* **Task prompt**: List all lines of the data containing the word "замѣчательна".

:: Input rows ::

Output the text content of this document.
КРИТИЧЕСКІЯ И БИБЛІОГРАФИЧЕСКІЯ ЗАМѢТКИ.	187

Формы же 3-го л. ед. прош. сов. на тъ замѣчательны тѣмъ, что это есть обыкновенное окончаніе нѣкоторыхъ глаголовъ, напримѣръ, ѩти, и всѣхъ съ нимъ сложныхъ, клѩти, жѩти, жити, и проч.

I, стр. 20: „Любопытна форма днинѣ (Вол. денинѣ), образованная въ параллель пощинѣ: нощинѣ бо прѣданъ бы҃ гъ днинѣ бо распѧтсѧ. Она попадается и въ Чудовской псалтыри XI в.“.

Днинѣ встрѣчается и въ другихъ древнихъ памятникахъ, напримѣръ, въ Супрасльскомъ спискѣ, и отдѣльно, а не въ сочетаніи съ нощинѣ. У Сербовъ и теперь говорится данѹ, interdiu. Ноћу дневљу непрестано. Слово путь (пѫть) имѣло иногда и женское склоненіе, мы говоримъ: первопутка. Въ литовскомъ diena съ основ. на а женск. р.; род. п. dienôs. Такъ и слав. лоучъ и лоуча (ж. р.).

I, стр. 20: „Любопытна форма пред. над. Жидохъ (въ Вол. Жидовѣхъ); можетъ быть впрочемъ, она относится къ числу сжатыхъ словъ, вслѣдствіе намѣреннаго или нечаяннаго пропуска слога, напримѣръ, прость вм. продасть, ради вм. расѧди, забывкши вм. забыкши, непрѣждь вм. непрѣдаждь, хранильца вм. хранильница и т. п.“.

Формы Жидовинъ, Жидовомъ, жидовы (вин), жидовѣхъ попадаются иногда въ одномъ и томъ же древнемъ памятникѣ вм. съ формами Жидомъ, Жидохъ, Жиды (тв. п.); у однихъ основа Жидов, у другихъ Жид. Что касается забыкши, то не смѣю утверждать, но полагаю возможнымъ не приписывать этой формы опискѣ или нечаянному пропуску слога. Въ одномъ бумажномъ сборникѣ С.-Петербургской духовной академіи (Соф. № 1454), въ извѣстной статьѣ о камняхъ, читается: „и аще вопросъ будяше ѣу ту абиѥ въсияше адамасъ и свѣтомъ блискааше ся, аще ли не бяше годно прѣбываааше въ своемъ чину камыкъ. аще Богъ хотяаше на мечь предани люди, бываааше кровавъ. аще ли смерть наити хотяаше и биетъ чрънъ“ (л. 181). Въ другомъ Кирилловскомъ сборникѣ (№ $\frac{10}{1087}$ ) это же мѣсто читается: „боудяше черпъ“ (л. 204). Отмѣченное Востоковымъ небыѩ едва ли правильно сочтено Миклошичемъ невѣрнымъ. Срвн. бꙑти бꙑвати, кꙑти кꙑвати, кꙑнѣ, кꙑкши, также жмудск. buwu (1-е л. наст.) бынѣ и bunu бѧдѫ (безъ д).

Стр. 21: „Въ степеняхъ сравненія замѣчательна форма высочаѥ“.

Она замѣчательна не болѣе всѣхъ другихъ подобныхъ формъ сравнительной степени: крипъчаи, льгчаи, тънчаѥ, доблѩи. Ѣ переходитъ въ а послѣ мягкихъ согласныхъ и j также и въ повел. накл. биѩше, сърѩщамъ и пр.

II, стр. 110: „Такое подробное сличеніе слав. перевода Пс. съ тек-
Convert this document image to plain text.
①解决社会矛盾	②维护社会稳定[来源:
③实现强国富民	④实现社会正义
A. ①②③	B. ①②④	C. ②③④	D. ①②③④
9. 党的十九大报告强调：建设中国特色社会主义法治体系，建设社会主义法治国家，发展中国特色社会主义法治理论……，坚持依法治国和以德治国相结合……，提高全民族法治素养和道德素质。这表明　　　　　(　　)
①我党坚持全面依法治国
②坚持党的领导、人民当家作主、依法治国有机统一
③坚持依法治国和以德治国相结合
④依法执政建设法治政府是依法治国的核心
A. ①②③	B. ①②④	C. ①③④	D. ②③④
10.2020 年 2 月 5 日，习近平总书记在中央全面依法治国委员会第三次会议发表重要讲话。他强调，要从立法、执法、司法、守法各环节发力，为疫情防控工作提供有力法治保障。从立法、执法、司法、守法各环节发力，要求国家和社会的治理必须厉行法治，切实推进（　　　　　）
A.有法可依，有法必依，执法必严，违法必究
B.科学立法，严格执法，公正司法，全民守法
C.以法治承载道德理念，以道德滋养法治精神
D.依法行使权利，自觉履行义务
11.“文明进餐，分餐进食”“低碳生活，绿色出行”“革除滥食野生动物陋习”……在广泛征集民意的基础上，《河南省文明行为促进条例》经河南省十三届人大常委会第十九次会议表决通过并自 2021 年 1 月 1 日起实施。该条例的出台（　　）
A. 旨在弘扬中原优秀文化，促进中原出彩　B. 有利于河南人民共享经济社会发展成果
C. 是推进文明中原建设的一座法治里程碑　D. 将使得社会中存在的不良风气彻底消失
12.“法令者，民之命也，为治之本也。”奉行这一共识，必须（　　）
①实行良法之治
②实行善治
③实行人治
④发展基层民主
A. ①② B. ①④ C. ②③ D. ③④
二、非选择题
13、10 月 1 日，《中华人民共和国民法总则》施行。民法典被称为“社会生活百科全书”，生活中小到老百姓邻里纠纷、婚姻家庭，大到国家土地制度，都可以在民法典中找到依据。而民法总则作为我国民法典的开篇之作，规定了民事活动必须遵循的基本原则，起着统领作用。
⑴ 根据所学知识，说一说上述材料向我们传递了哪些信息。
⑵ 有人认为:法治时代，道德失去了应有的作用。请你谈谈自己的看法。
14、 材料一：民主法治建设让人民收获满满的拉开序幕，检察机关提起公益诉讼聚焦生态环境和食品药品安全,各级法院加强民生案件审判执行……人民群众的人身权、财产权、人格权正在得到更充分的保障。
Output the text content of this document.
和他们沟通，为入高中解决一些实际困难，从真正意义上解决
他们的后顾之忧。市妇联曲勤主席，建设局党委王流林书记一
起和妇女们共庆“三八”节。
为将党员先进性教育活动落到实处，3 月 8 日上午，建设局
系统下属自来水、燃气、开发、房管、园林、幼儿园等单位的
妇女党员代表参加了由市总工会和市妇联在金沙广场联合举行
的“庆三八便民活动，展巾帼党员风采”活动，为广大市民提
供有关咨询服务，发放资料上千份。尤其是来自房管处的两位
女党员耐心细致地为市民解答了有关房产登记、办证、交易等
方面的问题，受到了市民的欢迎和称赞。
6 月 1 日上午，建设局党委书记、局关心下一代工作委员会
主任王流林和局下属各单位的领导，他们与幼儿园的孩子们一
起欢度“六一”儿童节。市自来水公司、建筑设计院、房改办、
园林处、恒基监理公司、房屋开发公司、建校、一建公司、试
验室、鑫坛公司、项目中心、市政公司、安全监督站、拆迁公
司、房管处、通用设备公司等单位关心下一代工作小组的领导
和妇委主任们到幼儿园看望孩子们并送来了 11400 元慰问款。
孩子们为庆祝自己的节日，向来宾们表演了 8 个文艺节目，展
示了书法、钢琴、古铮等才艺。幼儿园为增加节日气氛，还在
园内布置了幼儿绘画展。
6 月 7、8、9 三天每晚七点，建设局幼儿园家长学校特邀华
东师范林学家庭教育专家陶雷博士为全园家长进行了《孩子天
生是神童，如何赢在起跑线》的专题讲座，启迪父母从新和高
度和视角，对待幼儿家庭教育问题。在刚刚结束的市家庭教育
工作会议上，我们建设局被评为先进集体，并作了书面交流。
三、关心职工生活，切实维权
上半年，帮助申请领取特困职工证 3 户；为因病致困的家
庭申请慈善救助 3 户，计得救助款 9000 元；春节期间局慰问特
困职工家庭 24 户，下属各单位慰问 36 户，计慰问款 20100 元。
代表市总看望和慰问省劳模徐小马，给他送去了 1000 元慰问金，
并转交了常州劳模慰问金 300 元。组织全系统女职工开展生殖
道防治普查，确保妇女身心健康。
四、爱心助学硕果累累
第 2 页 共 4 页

:::

* **Exercise solution**:
Стр. 21: „Въ степеняхъ сравненія замѣчательна форма высочаѥ“.
Она замѣчательна не болѣе всѣхъ другихъ подобныхъ формъ сравнительной степени: крипъчаи, льгчаи, тънчаѥ, доблѩи. Ѣ переходитъ въ а послѣ мягкихъ согласныхъ и j также и въ повел. накл. биѩше, сърѩщамъ и пр.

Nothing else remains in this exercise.